### Work to be completed
Return the material word for word. Do not include pictures.

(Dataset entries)
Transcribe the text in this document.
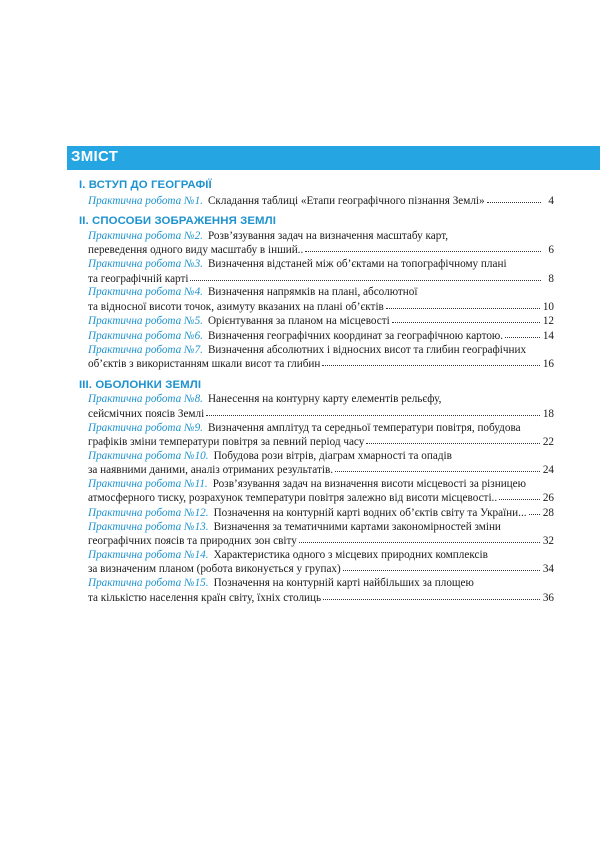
ЗМІСТ
I. ВСТУП ДО ГЕОГРАФІЇ
Практична робота №1. Складання таблиці «Етапи географічного пізнання Землі»	4
II. СПОСОБИ ЗОБРАЖЕННЯ ЗЕМЛІ
Практична робота №2. Розв’язування задач на визначення масштабу карт,
переведення одного виду масштабу в інший..	6
Практична робота №3. Визначення відстаней між об’єктами на топографічному плані
та географічній карті	8
Практична робота №4. Визначення напрямків на плані, абсолютної
та відносної висоти точок, азимуту вказаних на плані об’єктів	10
Практична робота №5. Орієнтування за планом на місцевості	12
Практична робота №6. Визначення географічних координат за географічною картою.	14
Практична робота №7. Визначення абсолютних і відносних висот та глибин географічних
об’єктів з використанням шкали висот та глибин	16
III. ОБОЛОНКИ ЗЕМЛІ
Практична робота №8. Нанесення на контурну карту елементів рельєфу,
сейсмічних поясів Землі	18
Практична робота №9. Визначення амплітуд та середньої температури повітря, побудова
графіків зміни температури повітря за певний період часу	22
Практична робота №10. Побудова рози вітрів, діаграм хмарності та опадів
за наявними даними, аналіз отриманих результатів.	24
Практична робота №11. Розв’язування задач на визначення висоти місцевості за різницею
атмосферного тиску, розрахунок температури повітря залежно від висоти місцевості..	26
Практична робота №12. Позначення на контурній карті водних об’єктів світу та України... 28
Практична робота №13. Визначення за тематичними картами закономірностей зміни
географічних поясів та природних зон світу	32
Практична робота №14. Характеристика одного з місцевих природних комплексів
за визначеним планом (робота виконується у групах)	34
Практична робота №15. Позначення на контурній карті найбільших за площею
та кількістю населення країн світу, їхніх столиць	36
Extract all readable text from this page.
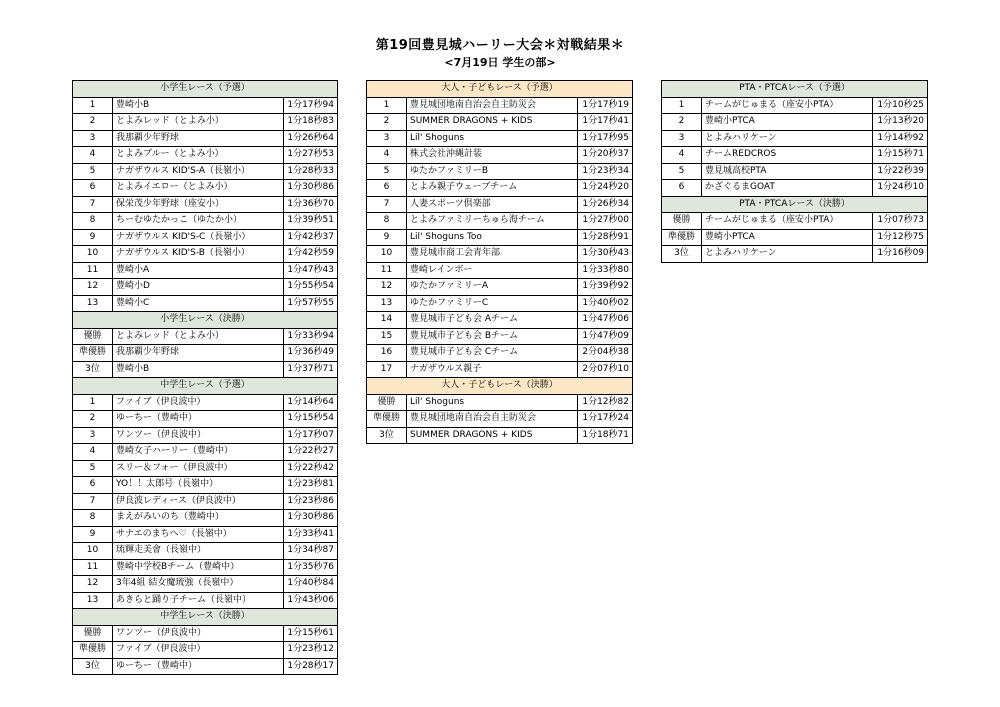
第19回豊見城ハーリー大会＊対戦結果＊
<7月19日 学生の部>
小学生レース（予選）		
1	豊崎小B	1分17秒94
2	とよみレッド（とよみ小）	1分18秒83
3	我那覇少年野球	1分26秒64
4	とよみブルー（とよみ小）	1分27秒53
5	ナガザウルス KID'S-A（長嶺小）	1分28秒33
6	とよみイエロー（とよみ小）	1分30秒86
7	保栄茂少年野球（座安小）	1分36秒70
8	ちーむゆたかっこ（ゆたか小）	1分39秒51
9	ナガザウルス KID'S-C（長嶺小）	1分42秒37
10	ナガザウルス KID'S-B（長嶺小）	1分42秒59
11	豊崎小A	1分47秒43
12	豊崎小D	1分55秒54
13	豊崎小C	1分57秒55
小学生レース（決勝）		
優勝	とよみレッド（とよみ小）	1分33秒94
準優勝	我那覇少年野球	1分36秒49
3位	豊崎小B	1分37秒71
中学生レース（予選）		
1	ファイブ（伊良波中）	1分14秒64
2	ゆーちー（豊崎中）	1分15秒54
3	ワンツー（伊良波中）	1分17秒07
4	豊崎女子ハーリー（豊崎中）	1分22秒27
5	スリー＆フォー（伊良波中）	1分22秒42
6	YO！！太郎号（長嶺中）	1分23秒81
7	伊良波レディース（伊良波中）	1分23秒86
8	まえがみいのち（豊崎中）	1分30秒86
9	サナエのまちへ♡（長嶺中）	1分33秒41
10	琉輝走美會（長嶺中）	1分34秒87
11	豊崎中学校Bチーム（豊崎中）	1分35秒76
12	3年4組 結女魔琉強（長嶺中）	1分40秒84
13	あきらと踊り子チーム（長嶺中）	1分43秒06
中学生レース（決勝）		
優勝	ワンツー（伊良波中）	1分15秒61
準優勝	ファイブ（伊良波中）	1分23秒12
3位	ゆーちー（豊崎中）	1分28秒17
大人・子どもレース（予選）		
1	豊見城団地南自治会自主防災会	1分17秒19
2	SUMMER DRAGONS + KIDS	1分17秒41
3	Lil' Shoguns	1分17秒95
4	株式会社沖縄計装	1分20秒37
5	ゆたかファミリーB	1分23秒34
6	とよみ親子ウェーブチーム	1分24秒20
7	人妻スポーツ倶楽部	1分26秒34
8	とよみファミリーちゅら海チーム	1分27秒00
9	Lil' Shoguns Too	1分28秒91
10	豊見城市商工会青年部	1分30秒43
11	豊崎レインボー	1分33秒80
12	ゆたかファミリーA	1分39秒92
13	ゆたかファミリーC	1分40秒02
14	豊見城市子ども会 Aチーム	1分47秒06
15	豊見城市子ども会 Bチーム	1分47秒09
16	豊見城市子ども会 Cチーム	2分04秒38
17	ナガザウルス親子	2分07秒10
大人・子どもレース（決勝）		
優勝	Lil' Shoguns	1分12秒82
準優勝	豊見城団地南自治会自主防災会	1分17秒24
3位	SUMMER DRAGONS + KIDS	1分18秒71
PTA・PTCAレース（予選）		
1	チームがじゅまる（座安小PTA）	1分10秒25
2	豊崎小PTCA	1分13秒20
3	とよみハリケーン	1分14秒92
4	チームREDCROS	1分15秒71
5	豊見城高校PTA	1分22秒39
6	かざぐるまGOAT	1分24秒10
PTA・PTCAレース（決勝）		
優勝	チームがじゅまる（座安小PTA）	1分07秒73
準優勝	豊崎小PTCA	1分12秒75
3位	とよみハリケーン	1分16秒09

### Output for this exercise
Transcribe the text in this document.
ЗМІСТ
I. ВСТУП ДО ГЕОГРАФІЇ
Практична робота №1. Складання таблиці «Етапи географічного пізнання Землі»	4
II. СПОСОБИ ЗОБРАЖЕННЯ ЗЕМЛІ
Практична робота №2. Розв’язування задач на визначення масштабу карт,
переведення одного виду масштабу в інший..	6
Практична робота №3. Визначення відстаней між об’єктами на топографічному плані
та географічній карті	8
Практична робота №4. Визначення напрямків на плані, абсолютної
та відносної висоти точок, азимуту вказаних на плані об’єктів	10
Практична робота №5. Орієнтування за планом на місцевості	12
Практична робота №6. Визначення географічних координат за географічною картою.	14
Практична робота №7. Визначення абсолютних і відносних висот та глибин географічних
об’єктів з використанням шкали висот та глибин	16
III. ОБОЛОНКИ ЗЕМЛІ
Практична робота №8. Нанесення на контурну карту елементів рельєфу,
сейсмічних поясів Землі	18
Практична робота №9. Визначення амплітуд та середньої температури повітря, побудова
графіків зміни температури повітря за певний період часу	22
Практична робота №10. Побудова рози вітрів, діаграм хмарності та опадів
за наявними даними, аналіз отриманих результатів.	24
Практична робота №11. Розв’язування задач на визначення висоти місцевості за різницею
атмосферного тиску, розрахунок температури повітря залежно від висоти місцевості..	26
Практична робота №12. Позначення на контурній карті водних об’єктів світу та України... 28
Практична робота №13. Визначення за тематичними картами закономірностей зміни
географічних поясів та природних зон світу	32
Практична робота №14. Характеристика одного з місцевих природних комплексів
за визначеним планом (робота виконується у групах)	34
Практична робота №15. Позначення на контурній карті найбільших за площею
та кількістю населення країн світу, їхніх столиць	36
Extract all readable text from this page.
第19回豊見城ハーリー大会＊対戦結果＊
<7月19日 学生の部>
小学生レース（予選）		
1	豊崎小B	1分17秒94
2	とよみレッド（とよみ小）	1分18秒83
3	我那覇少年野球	1分26秒64
4	とよみブルー（とよみ小）	1分27秒53
5	ナガザウルス KID'S-A（長嶺小）	1分28秒33
6	とよみイエロー（とよみ小）	1分30秒86
7	保栄茂少年野球（座安小）	1分36秒70
8	ちーむゆたかっこ（ゆたか小）	1分39秒51
9	ナガザウルス KID'S-C（長嶺小）	1分42秒37
10	ナガザウルス KID'S-B（長嶺小）	1分42秒59
11	豊崎小A	1分47秒43
12	豊崎小D	1分55秒54
13	豊崎小C	1分57秒55
小学生レース（決勝）		
優勝	とよみレッド（とよみ小）	1分33秒94
準優勝	我那覇少年野球	1分36秒49
3位	豊崎小B	1分37秒71
中学生レース（予選）		
1	ファイブ（伊良波中）	1分14秒64
2	ゆーちー（豊崎中）	1分15秒54
3	ワンツー（伊良波中）	1分17秒07
4	豊崎女子ハーリー（豊崎中）	1分22秒27
5	スリー＆フォー（伊良波中）	1分22秒42
6	YO！！太郎号（長嶺中）	1分23秒81
7	伊良波レディース（伊良波中）	1分23秒86
8	まえがみいのち（豊崎中）	1分30秒86
9	サナエのまちへ♡（長嶺中）	1分33秒41
10	琉輝走美會（長嶺中）	1分34秒87
11	豊崎中学校Bチーム（豊崎中）	1分35秒76
12	3年4組 結女魔琉強（長嶺中）	1分40秒84
13	あきらと踊り子チーム（長嶺中）	1分43秒06
中学生レース（決勝）		
優勝	ワンツー（伊良波中）	1分15秒61
準優勝	ファイブ（伊良波中）	1分23秒12
3位	ゆーちー（豊崎中）	1分28秒17
大人・子どもレース（予選）		
1	豊見城団地南自治会自主防災会	1分17秒19
2	SUMMER DRAGONS + KIDS	1分17秒41
3	Lil' Shoguns	1分17秒95
4	株式会社沖縄計装	1分20秒37
5	ゆたかファミリーB	1分23秒34
6	とよみ親子ウェーブチーム	1分24秒20
7	人妻スポーツ倶楽部	1分26秒34
8	とよみファミリーちゅら海チーム	1分27秒00
9	Lil' Shoguns Too	1分28秒91
10	豊見城市商工会青年部	1分30秒43
11	豊崎レインボー	1分33秒80
12	ゆたかファミリーA	1分39秒92
13	ゆたかファミリーC	1分40秒02
14	豊見城市子ども会 Aチーム	1分47秒06
15	豊見城市子ども会 Bチーム	1分47秒09
16	豊見城市子ども会 Cチーム	2分04秒38
17	ナガザウルス親子	2分07秒10
大人・子どもレース（決勝）		
優勝	Lil' Shoguns	1分12秒82
準優勝	豊見城団地南自治会自主防災会	1分17秒24
3位	SUMMER DRAGONS + KIDS	1分18秒71
PTA・PTCAレース（予選）		
1	チームがじゅまる（座安小PTA）	1分10秒25
2	豊崎小PTCA	1分13秒20
3	とよみハリケーン	1分14秒92
4	チームREDCROS	1分15秒71
5	豊見城高校PTA	1分22秒39
6	かざぐるまGOAT	1分24秒10
PTA・PTCAレース（決勝）		
優勝	チームがじゅまる（座安小PTA）	1分07秒73
準優勝	豊崎小PTCA	1分12秒75
3位	とよみハリケーン	1分16秒09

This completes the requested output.